Scan the records for the word "value". Copy each line that includes it.

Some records
····················

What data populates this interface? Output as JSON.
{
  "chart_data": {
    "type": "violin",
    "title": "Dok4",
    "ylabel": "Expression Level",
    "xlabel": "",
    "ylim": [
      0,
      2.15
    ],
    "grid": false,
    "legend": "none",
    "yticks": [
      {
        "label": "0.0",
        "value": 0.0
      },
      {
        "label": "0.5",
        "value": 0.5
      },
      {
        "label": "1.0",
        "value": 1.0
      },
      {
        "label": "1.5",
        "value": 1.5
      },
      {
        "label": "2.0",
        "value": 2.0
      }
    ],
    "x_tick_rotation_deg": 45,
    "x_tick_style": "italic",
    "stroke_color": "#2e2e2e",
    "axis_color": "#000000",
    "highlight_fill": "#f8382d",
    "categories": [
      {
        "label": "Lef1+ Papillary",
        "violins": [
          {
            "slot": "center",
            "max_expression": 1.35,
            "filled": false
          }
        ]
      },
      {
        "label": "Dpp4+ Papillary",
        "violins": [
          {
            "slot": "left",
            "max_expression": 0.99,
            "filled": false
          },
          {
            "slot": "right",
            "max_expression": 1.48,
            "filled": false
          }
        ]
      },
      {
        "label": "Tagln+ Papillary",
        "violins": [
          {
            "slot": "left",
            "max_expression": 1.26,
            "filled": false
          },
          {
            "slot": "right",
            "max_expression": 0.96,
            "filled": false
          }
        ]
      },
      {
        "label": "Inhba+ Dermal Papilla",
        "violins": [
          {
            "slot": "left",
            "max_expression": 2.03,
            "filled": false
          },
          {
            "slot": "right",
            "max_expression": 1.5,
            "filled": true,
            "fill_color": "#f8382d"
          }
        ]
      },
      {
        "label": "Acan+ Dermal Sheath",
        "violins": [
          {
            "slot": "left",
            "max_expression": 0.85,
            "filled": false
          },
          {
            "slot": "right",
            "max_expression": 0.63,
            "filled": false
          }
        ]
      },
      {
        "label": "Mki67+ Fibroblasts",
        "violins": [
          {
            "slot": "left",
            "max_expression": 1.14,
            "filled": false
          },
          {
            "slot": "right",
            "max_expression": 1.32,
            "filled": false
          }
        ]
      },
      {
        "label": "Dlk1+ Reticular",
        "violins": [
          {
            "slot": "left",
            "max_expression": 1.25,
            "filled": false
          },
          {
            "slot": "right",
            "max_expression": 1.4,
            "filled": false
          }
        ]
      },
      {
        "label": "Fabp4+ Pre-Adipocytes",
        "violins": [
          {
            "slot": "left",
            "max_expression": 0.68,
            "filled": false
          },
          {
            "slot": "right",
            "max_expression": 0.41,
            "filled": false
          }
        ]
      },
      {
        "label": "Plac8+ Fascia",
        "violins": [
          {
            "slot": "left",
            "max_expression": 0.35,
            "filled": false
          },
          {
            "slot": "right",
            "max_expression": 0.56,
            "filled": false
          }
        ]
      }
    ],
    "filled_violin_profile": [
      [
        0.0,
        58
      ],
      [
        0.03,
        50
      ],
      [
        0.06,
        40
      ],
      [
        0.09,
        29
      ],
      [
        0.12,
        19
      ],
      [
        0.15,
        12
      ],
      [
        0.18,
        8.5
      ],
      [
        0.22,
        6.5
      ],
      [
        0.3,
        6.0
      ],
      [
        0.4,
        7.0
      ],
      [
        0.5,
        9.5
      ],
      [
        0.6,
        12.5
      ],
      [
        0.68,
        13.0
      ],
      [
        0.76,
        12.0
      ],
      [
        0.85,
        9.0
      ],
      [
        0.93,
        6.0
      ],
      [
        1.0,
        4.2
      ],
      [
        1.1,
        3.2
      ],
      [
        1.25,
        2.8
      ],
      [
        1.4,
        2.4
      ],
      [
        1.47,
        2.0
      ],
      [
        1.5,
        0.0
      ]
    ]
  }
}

····················

**Exercise output:**
        "value": 0.0
        "value": 0.5
        "value": 1.0
        "value": 1.5
        "value": 2.0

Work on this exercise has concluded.